Goal
Copy each line in the data that includes the word "destinada".

Provided entries
_ _ _

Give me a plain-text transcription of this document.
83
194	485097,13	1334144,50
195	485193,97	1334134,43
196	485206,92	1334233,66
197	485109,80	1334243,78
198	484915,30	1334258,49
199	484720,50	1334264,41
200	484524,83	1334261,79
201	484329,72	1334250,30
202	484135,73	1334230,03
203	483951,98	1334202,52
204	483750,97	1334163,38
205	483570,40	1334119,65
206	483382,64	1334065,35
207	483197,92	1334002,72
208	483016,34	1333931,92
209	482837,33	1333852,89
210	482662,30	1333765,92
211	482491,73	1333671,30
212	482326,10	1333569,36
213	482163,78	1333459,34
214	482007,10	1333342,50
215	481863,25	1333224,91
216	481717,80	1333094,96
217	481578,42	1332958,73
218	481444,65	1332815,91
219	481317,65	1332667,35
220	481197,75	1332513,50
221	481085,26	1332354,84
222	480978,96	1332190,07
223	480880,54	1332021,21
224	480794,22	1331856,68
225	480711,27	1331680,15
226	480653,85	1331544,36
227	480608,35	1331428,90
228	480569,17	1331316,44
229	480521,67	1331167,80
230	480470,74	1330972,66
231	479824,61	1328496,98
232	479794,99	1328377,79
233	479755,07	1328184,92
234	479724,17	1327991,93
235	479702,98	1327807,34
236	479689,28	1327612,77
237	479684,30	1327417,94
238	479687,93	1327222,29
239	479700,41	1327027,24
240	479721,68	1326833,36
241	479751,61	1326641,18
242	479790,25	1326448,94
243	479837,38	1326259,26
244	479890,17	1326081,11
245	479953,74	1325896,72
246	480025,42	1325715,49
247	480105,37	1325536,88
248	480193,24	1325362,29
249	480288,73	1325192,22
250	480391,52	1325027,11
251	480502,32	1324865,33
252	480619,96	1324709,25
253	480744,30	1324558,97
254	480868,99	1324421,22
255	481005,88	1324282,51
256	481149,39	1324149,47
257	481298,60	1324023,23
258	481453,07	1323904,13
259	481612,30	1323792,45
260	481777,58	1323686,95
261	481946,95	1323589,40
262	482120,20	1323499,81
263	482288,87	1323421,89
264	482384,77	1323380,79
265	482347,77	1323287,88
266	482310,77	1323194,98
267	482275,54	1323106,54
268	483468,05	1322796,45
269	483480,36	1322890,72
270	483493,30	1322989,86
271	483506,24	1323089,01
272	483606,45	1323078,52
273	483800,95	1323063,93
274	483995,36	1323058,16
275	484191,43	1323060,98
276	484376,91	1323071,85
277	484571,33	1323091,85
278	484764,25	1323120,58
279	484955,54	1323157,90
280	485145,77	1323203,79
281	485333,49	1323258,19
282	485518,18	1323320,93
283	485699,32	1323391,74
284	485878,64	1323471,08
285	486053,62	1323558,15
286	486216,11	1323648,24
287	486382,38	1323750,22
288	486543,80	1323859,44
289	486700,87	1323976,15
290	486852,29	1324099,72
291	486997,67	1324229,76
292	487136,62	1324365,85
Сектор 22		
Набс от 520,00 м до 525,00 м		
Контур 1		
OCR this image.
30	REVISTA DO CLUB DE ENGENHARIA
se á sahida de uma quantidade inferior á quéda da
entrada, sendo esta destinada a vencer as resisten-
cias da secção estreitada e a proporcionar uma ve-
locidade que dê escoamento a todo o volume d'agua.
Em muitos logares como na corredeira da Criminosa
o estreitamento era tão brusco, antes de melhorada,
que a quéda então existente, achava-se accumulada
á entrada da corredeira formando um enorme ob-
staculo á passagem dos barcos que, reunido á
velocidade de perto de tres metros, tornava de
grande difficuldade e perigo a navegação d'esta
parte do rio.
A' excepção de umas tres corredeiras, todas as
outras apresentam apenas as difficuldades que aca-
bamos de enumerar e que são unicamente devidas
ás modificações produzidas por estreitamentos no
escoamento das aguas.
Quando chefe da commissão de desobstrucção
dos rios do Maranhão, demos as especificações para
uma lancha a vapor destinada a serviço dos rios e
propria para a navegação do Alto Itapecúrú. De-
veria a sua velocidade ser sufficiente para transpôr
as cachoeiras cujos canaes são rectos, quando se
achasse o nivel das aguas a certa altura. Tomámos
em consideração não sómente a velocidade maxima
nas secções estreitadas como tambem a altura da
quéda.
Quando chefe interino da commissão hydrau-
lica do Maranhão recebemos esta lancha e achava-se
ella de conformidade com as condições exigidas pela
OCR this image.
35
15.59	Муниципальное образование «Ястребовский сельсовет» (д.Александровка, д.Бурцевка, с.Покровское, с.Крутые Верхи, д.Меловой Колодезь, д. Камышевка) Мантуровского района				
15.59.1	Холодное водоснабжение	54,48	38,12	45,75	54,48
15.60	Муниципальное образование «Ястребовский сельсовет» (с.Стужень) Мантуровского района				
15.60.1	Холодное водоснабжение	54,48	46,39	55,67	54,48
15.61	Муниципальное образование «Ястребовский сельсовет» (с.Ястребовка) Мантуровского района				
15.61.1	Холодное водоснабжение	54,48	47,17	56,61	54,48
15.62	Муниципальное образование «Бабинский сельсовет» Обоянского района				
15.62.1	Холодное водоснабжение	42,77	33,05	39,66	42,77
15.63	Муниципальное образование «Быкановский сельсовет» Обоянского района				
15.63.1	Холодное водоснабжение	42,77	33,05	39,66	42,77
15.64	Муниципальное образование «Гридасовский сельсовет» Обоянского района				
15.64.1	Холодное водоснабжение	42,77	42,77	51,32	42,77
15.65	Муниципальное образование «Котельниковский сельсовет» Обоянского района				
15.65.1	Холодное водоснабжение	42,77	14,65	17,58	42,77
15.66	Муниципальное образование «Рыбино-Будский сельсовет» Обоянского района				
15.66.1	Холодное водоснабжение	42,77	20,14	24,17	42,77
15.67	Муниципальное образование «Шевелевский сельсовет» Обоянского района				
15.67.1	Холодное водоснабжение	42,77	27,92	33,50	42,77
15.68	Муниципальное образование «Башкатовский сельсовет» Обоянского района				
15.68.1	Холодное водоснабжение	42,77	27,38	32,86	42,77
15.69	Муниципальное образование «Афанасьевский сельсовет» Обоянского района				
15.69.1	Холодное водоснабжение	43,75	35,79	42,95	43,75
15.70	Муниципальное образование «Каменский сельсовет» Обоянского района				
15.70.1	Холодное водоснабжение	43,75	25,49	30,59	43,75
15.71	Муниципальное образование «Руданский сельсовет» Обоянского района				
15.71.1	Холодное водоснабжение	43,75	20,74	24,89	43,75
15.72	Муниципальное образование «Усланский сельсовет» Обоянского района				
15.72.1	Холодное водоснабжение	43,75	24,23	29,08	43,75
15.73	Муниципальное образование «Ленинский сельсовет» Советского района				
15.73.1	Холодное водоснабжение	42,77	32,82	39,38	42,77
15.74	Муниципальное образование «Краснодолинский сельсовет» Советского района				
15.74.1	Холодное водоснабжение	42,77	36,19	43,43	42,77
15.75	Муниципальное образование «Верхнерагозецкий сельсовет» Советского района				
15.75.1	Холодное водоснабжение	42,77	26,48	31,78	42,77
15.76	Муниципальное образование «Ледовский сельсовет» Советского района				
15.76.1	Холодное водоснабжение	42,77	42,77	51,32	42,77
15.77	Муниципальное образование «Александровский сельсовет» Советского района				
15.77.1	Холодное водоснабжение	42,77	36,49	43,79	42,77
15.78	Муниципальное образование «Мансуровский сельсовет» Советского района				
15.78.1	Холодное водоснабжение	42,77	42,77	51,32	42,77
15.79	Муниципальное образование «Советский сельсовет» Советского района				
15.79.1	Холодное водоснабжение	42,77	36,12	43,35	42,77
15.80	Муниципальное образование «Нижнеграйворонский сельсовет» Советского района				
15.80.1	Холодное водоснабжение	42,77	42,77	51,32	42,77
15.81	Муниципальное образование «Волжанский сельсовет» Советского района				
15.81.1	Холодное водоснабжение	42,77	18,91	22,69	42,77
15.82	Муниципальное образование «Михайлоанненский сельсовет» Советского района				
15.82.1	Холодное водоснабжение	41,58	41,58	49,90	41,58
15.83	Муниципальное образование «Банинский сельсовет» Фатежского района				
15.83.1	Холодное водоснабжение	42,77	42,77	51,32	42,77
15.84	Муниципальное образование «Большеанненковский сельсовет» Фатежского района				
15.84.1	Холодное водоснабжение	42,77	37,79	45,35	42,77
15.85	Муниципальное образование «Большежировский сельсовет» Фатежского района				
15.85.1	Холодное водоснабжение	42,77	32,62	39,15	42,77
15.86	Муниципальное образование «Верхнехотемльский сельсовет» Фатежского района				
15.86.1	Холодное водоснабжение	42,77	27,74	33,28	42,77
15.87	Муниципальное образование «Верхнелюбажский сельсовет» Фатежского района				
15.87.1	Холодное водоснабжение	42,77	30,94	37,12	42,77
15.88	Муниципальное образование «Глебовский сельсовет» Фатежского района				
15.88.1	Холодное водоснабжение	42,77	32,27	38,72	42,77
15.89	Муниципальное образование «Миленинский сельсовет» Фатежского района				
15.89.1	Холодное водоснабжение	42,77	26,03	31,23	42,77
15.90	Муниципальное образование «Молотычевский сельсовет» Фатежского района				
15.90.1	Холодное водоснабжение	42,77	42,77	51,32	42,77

_ _ _

Exercise output
entrada, sendo esta destinada a vencer as resisten-
uma lancha a vapor destinada a serviço dos rios e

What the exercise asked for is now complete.